To be done
Reproduce the listing below without changes, except that pictures are left out.

Dataset records
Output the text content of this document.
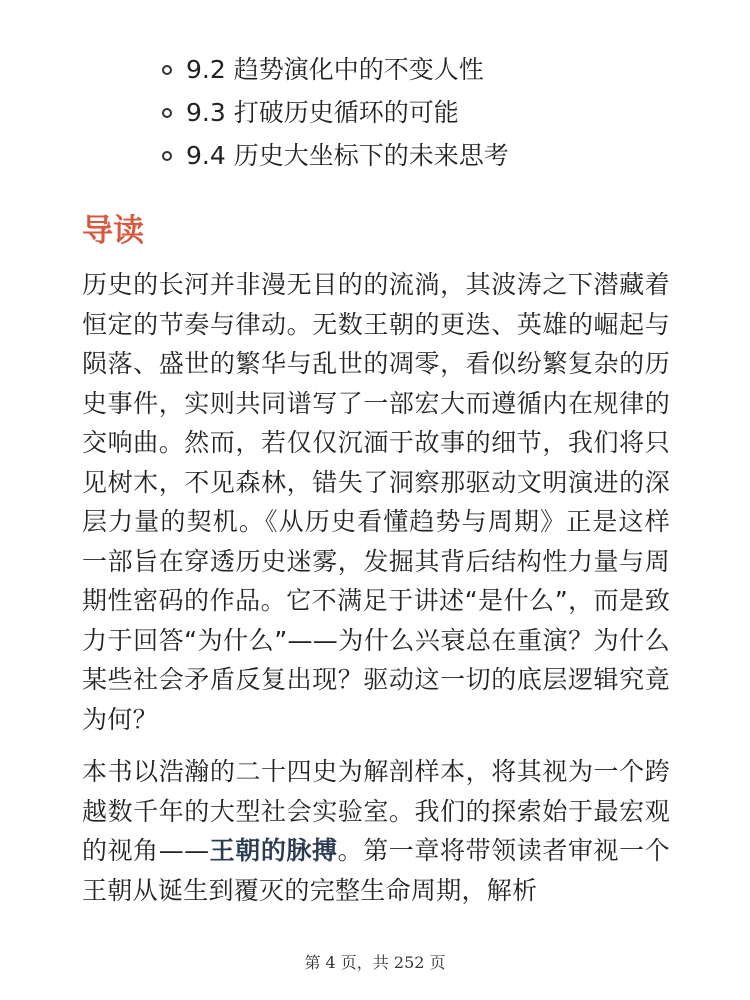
9.2 趋势演化中的不变人性
9.3 打破历史循环的可能
9.4 历史大坐标下的未来思考
导读

历史的长河并非漫无目的的流淌，其波涛之下潜藏着恒定的节奏与律动。无数王朝的更迭、英雄的崛起与陨落、盛世的繁华与乱世的凋零，看似纷繁复杂的历史事件，实则共同谱写了一部宏大而遵循内在规律的交响曲。然而，若仅仅沉湎于故事的细节，我们将只见树木，不见森林，错失了洞察那驱动文明演进的深层力量的契机。《从历史看懂趋势与周期》正是这样一部旨在穿透历史迷雾，发掘其背后结构性力量与周期性密码的作品。它不满足于讲述“是什么”，而是致力于回答“为什么”——为什么兴衰总在重演？为什么某些社会矛盾反复出现？驱动这一切的底层逻辑究竟为何？

本书以浩瀚的二十四史为解剖样本，将其视为一个跨越数千年的大型社会实验室。我们的探索始于最宏观的视角——王朝的脉搏。第一章将带领读者审视一个王朝从诞生到覆灭的完整生命周期，解析

第 4 页，共 252 页
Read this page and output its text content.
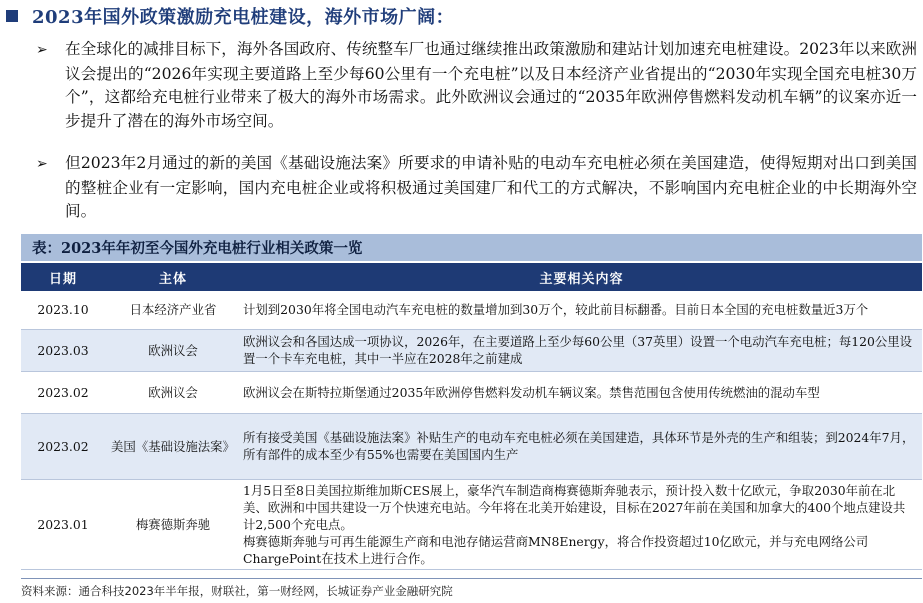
2023年国外政策激励充电桩建设，海外市场广阔：
➢ 在全球化的减排目标下，海外各国政府、传统整车厂也通过继续推出政策激励和建站计划加速充电桩建设。2023年以来欧洲议会提出的“2026年实现主要道路上至少每60公里有一个充电桩”以及日本经济产业省提出的“2030年实现全国充电桩30万个”，这都给充电桩行业带来了极大的海外市场需求。此外欧洲议会通过的“2035年欧洲停售燃料发动机车辆”的议案亦近一步提升了潜在的海外市场空间。
➢ 但2023年2月通过的新的美国《基础设施法案》所要求的申请补贴的电动车充电桩必须在美国建造，使得短期对出口到美国的整桩企业有一定影响，国内充电桩企业或将积极通过美国建厂和代工的方式解决，不影响国内充电桩企业的中长期海外空间。
表：2023年年初至今国外充电桩行业相关政策一览
日期	主体	主要相关内容
2023.10	日本经济产业省	计划到2030年将全国电动汽车充电桩的数量增加到30万个，较此前目标翻番。目前日本全国的充电桩数量近3万个
2023.03	欧洲议会	欧洲议会和各国达成一项协议，2026年，在主要道路上至少每60公里（37英里）设置一个电动汽车充电桩；每120公里设置一个卡车充电桩，其中一半应在2028年之前建成
2023.02	欧洲议会	欧洲议会在斯特拉斯堡通过2035年欧洲停售燃料发动机车辆议案。禁售范围包含使用传统燃油的混动车型
2023.02	美国《基础设施法案》	所有接受美国《基础设施法案》补贴生产的电动车充电桩必须在美国建造，具体环节是外壳的生产和组装；到2024年7月，所有部件的成本至少有55%也需要在美国国内生产
2023.01	梅赛德斯奔驰	1月5日至8日美国拉斯维加斯CES展上，豪华汽车制造商梅赛德斯奔驰表示，预计投入数十亿欧元，争取2030年前在北美、欧洲和中国共建设一万个快速充电站。今年将在北美开始建设，目标在2027年前在美国和加拿大的400个地点建设共计2,500个充电点。
梅赛德斯奔驰与可再生能源生产商和电池存储运营商MN8Energy，将合作投资超过10亿欧元，并与充电网络公司ChargePoint在技术上进行合作。
资料来源：通合科技2023年半年报，财联社，第一财经网，长城证券产业金融研究院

Answer to the task
Output the text content of this document.
9.2 趋势演化中的不变人性
9.3 打破历史循环的可能
9.4 历史大坐标下的未来思考
导读

历史的长河并非漫无目的的流淌，其波涛之下潜藏着恒定的节奏与律动。无数王朝的更迭、英雄的崛起与陨落、盛世的繁华与乱世的凋零，看似纷繁复杂的历史事件，实则共同谱写了一部宏大而遵循内在规律的交响曲。然而，若仅仅沉湎于故事的细节，我们将只见树木，不见森林，错失了洞察那驱动文明演进的深层力量的契机。《从历史看懂趋势与周期》正是这样一部旨在穿透历史迷雾，发掘其背后结构性力量与周期性密码的作品。它不满足于讲述“是什么”，而是致力于回答“为什么”——为什么兴衰总在重演？为什么某些社会矛盾反复出现？驱动这一切的底层逻辑究竟为何？

本书以浩瀚的二十四史为解剖样本，将其视为一个跨越数千年的大型社会实验室。我们的探索始于最宏观的视角——王朝的脉搏。第一章将带领读者审视一个王朝从诞生到覆灭的完整生命周期，解析

第 4 页，共 252 页
Read this page and output its text content.
2023年国外政策激励充电桩建设，海外市场广阔：
➢ 在全球化的减排目标下，海外各国政府、传统整车厂也通过继续推出政策激励和建站计划加速充电桩建设。2023年以来欧洲议会提出的“2026年实现主要道路上至少每60公里有一个充电桩”以及日本经济产业省提出的“2030年实现全国充电桩30万个”，这都给充电桩行业带来了极大的海外市场需求。此外欧洲议会通过的“2035年欧洲停售燃料发动机车辆”的议案亦近一步提升了潜在的海外市场空间。
➢ 但2023年2月通过的新的美国《基础设施法案》所要求的申请补贴的电动车充电桩必须在美国建造，使得短期对出口到美国的整桩企业有一定影响，国内充电桩企业或将积极通过美国建厂和代工的方式解决，不影响国内充电桩企业的中长期海外空间。
表：2023年年初至今国外充电桩行业相关政策一览
日期	主体	主要相关内容
2023.10	日本经济产业省	计划到2030年将全国电动汽车充电桩的数量增加到30万个，较此前目标翻番。目前日本全国的充电桩数量近3万个
2023.03	欧洲议会	欧洲议会和各国达成一项协议，2026年，在主要道路上至少每60公里（37英里）设置一个电动汽车充电桩；每120公里设置一个卡车充电桩，其中一半应在2028年之前建成
2023.02	欧洲议会	欧洲议会在斯特拉斯堡通过2035年欧洲停售燃料发动机车辆议案。禁售范围包含使用传统燃油的混动车型
2023.02	美国《基础设施法案》	所有接受美国《基础设施法案》补贴生产的电动车充电桩必须在美国建造，具体环节是外壳的生产和组装；到2024年7月，所有部件的成本至少有55%也需要在美国国内生产
2023.01	梅赛德斯奔驰	1月5日至8日美国拉斯维加斯CES展上，豪华汽车制造商梅赛德斯奔驰表示，预计投入数十亿欧元，争取2030年前在北美、欧洲和中国共建设一万个快速充电站。今年将在北美开始建设，目标在2027年前在美国和加拿大的400个地点建设共计2,500个充电点。
梅赛德斯奔驰与可再生能源生产商和电池存储运营商MN8Energy，将合作投资超过10亿欧元，并与充电网络公司ChargePoint在技术上进行合作。
资料来源：通合科技2023年半年报，财联社，第一财经网，长城证券产业金融研究院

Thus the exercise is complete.